» **WHAT THE TASK ASKS**:
Output all lines exactly, with nothing added or dropped.

———

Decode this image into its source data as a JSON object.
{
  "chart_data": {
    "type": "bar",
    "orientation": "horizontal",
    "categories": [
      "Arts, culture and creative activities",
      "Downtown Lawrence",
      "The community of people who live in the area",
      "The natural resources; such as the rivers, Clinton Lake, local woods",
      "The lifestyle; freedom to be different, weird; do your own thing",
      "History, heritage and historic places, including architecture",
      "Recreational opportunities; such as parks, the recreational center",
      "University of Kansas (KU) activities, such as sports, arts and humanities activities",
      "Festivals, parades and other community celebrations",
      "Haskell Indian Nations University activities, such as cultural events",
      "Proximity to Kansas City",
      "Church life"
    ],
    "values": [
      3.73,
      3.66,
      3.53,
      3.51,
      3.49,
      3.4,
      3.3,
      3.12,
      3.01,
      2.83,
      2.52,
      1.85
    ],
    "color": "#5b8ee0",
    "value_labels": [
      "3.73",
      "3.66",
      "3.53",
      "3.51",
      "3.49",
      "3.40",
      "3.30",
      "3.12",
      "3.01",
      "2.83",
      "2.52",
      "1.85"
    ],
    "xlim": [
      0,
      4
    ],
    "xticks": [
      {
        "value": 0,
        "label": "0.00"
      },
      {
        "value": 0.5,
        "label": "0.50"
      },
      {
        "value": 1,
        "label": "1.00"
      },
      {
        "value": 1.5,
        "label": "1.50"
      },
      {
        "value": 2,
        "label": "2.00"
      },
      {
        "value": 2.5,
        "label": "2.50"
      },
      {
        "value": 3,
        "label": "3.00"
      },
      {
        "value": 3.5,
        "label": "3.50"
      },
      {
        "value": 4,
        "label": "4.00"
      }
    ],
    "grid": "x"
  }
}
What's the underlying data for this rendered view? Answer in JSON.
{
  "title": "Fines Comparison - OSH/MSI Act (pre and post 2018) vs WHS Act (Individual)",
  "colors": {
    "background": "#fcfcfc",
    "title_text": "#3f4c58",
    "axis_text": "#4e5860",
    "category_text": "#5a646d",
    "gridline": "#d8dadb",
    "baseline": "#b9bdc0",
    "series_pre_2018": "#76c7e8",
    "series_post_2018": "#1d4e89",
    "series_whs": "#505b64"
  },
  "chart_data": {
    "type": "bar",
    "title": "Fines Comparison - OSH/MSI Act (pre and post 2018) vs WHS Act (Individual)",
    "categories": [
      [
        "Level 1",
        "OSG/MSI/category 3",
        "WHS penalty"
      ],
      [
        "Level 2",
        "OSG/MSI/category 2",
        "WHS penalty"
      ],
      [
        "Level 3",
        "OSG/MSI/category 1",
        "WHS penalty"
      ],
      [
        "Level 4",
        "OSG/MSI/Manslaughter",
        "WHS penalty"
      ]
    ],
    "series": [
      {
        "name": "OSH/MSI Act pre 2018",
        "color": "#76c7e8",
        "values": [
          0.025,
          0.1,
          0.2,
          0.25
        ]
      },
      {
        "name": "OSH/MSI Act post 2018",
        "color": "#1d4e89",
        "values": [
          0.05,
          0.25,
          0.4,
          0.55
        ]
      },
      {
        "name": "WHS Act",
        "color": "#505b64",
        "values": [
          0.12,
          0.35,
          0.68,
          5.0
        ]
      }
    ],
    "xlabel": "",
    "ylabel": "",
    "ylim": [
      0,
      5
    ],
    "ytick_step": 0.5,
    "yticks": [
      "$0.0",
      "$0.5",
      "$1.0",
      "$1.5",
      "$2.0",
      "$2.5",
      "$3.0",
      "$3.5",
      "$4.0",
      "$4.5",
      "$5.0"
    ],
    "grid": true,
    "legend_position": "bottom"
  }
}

———

» **RESULT FOR THIS TASK**:
Decode this image into its source data as a JSON object.
{
  "chart_data": {
    "type": "bar",
    "orientation": "horizontal",
    "categories": [
      "Arts, culture and creative activities",
      "Downtown Lawrence",
      "The community of people who live in the area",
      "The natural resources; such as the rivers, Clinton Lake, local woods",
      "The lifestyle; freedom to be different, weird; do your own thing",
      "History, heritage and historic places, including architecture",
      "Recreational opportunities; such as parks, the recreational center",
      "University of Kansas (KU) activities, such as sports, arts and humanities activities",
      "Festivals, parades and other community celebrations",
      "Haskell Indian Nations University activities, such as cultural events",
      "Proximity to Kansas City",
      "Church life"
    ],
    "values": [
      3.73,
      3.66,
      3.53,
      3.51,
      3.49,
      3.4,
      3.3,
      3.12,
      3.01,
      2.83,
      2.52,
      1.85
    ],
    "color": "#5b8ee0",
    "value_labels": [
      "3.73",
      "3.66",
      "3.53",
      "3.51",
      "3.49",
      "3.40",
      "3.30",
      "3.12",
      "3.01",
      "2.83",
      "2.52",
      "1.85"
    ],
    "xlim": [
      0,
      4
    ],
    "xticks": [
      {
        "value": 0,
        "label": "0.00"
      },
      {
        "value": 0.5,
        "label": "0.50"
      },
      {
        "value": 1,
        "label": "1.00"
      },
      {
        "value": 1.5,
        "label": "1.50"
      },
      {
        "value": 2,
        "label": "2.00"
      },
      {
        "value": 2.5,
        "label": "2.50"
      },
      {
        "value": 3,
        "label": "3.00"
      },
      {
        "value": 3.5,
        "label": "3.50"
      },
      {
        "value": 4,
        "label": "4.00"
      }
    ],
    "grid": "x"
  }
}
What's the underlying data for this rendered view? Answer in JSON.
{
  "title": "Fines Comparison - OSH/MSI Act (pre and post 2018) vs WHS Act (Individual)",
  "colors": {
    "background": "#fcfcfc",
    "title_text": "#3f4c58",
    "axis_text": "#4e5860",
    "category_text": "#5a646d",
    "gridline": "#d8dadb",
    "baseline": "#b9bdc0",
    "series_pre_2018": "#76c7e8",
    "series_post_2018": "#1d4e89",
    "series_whs": "#505b64"
  },
  "chart_data": {
    "type": "bar",
    "title": "Fines Comparison - OSH/MSI Act (pre and post 2018) vs WHS Act (Individual)",
    "categories": [
      [
        "Level 1",
        "OSG/MSI/category 3",
        "WHS penalty"
      ],
      [
        "Level 2",
        "OSG/MSI/category 2",
        "WHS penalty"
      ],
      [
        "Level 3",
        "OSG/MSI/category 1",
        "WHS penalty"
      ],
      [
        "Level 4",
        "OSG/MSI/Manslaughter",
        "WHS penalty"
      ]
    ],
    "series": [
      {
        "name": "OSH/MSI Act pre 2018",
        "color": "#76c7e8",
        "values": [
          0.025,
          0.1,
          0.2,
          0.25
        ]
      },
      {
        "name": "OSH/MSI Act post 2018",
        "color": "#1d4e89",
        "values": [
          0.05,
          0.25,
          0.4,
          0.55
        ]
      },
      {
        "name": "WHS Act",
        "color": "#505b64",
        "values": [
          0.12,
          0.35,
          0.68,
          5.0
        ]
      }
    ],
    "xlabel": "",
    "ylabel": "",
    "ylim": [
      0,
      5
    ],
    "ytick_step": 0.5,
    "yticks": [
      "$0.0",
      "$0.5",
      "$1.0",
      "$1.5",
      "$2.0",
      "$2.5",
      "$3.0",
      "$3.5",
      "$4.0",
      "$4.5",
      "$5.0"
    ],
    "grid": true,
    "legend_position": "bottom"
  }
}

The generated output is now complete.